*** DATASET ROWS ***

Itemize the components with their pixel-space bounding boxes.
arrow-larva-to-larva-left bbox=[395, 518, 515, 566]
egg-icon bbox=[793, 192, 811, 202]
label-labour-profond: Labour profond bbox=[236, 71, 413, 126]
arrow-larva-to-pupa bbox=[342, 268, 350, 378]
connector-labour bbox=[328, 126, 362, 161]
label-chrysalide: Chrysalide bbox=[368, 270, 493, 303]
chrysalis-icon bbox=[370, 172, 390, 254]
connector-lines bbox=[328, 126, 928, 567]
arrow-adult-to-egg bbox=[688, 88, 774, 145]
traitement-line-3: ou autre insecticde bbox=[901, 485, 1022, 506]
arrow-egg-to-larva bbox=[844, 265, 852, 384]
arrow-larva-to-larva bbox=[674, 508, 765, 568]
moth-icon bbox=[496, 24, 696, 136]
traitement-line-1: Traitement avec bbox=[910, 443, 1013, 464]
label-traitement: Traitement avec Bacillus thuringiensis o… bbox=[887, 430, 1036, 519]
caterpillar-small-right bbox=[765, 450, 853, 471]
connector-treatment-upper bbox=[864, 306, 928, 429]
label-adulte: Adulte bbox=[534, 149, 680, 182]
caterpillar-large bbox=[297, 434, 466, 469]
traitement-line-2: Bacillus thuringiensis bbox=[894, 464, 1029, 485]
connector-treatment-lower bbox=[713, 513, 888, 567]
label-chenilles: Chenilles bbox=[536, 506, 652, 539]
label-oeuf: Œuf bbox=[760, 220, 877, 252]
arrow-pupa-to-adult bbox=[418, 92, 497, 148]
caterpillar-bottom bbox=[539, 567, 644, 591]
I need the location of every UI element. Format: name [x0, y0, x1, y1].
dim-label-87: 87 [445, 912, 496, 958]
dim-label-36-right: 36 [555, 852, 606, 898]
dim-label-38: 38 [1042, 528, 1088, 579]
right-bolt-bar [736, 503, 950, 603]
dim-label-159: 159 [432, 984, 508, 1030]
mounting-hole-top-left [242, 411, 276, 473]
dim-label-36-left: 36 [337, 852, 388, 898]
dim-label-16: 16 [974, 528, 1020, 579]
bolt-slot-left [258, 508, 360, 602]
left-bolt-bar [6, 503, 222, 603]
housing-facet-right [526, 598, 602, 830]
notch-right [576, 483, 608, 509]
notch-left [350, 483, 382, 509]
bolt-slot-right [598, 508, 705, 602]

***

## WHAT TO DO
Please reproduce every line of the entries above word for word, from the first line through the last.

## FINAL ANSWER
Itemize the components with their pixel-space bounding boxes.
arrow-larva-to-larva-left bbox=[395, 518, 515, 566]
egg-icon bbox=[793, 192, 811, 202]
label-labour-profond: Labour profond bbox=[236, 71, 413, 126]
arrow-larva-to-pupa bbox=[342, 268, 350, 378]
connector-labour bbox=[328, 126, 362, 161]
label-chrysalide: Chrysalide bbox=[368, 270, 493, 303]
chrysalis-icon bbox=[370, 172, 390, 254]
connector-lines bbox=[328, 126, 928, 567]
arrow-adult-to-egg bbox=[688, 88, 774, 145]
traitement-line-3: ou autre insecticde bbox=[901, 485, 1022, 506]
arrow-egg-to-larva bbox=[844, 265, 852, 384]
arrow-larva-to-larva bbox=[674, 508, 765, 568]
moth-icon bbox=[496, 24, 696, 136]
traitement-line-1: Traitement avec bbox=[910, 443, 1013, 464]
label-traitement: Traitement avec Bacillus thuringiensis o… bbox=[887, 430, 1036, 519]
caterpillar-small-right bbox=[765, 450, 853, 471]
connector-treatment-upper bbox=[864, 306, 928, 429]
label-adulte: Adulte bbox=[534, 149, 680, 182]
caterpillar-large bbox=[297, 434, 466, 469]
traitement-line-2: Bacillus thuringiensis bbox=[894, 464, 1029, 485]
connector-treatment-lower bbox=[713, 513, 888, 567]
label-chenilles: Chenilles bbox=[536, 506, 652, 539]
label-oeuf: Œuf bbox=[760, 220, 877, 252]
arrow-pupa-to-adult bbox=[418, 92, 497, 148]
caterpillar-bottom bbox=[539, 567, 644, 591]
I need the location of every UI element. Format: name [x0, y0, x1, y1].
dim-label-87: 87 [445, 912, 496, 958]
dim-label-36-right: 36 [555, 852, 606, 898]
dim-label-38: 38 [1042, 528, 1088, 579]
right-bolt-bar [736, 503, 950, 603]
dim-label-159: 159 [432, 984, 508, 1030]
mounting-hole-top-left [242, 411, 276, 473]
dim-label-36-left: 36 [337, 852, 388, 898]
dim-label-16: 16 [974, 528, 1020, 579]
bolt-slot-left [258, 508, 360, 602]
left-bolt-bar [6, 503, 222, 603]
housing-facet-right [526, 598, 602, 830]
notch-right [576, 483, 608, 509]
notch-left [350, 483, 382, 509]
bolt-slot-right [598, 508, 705, 602]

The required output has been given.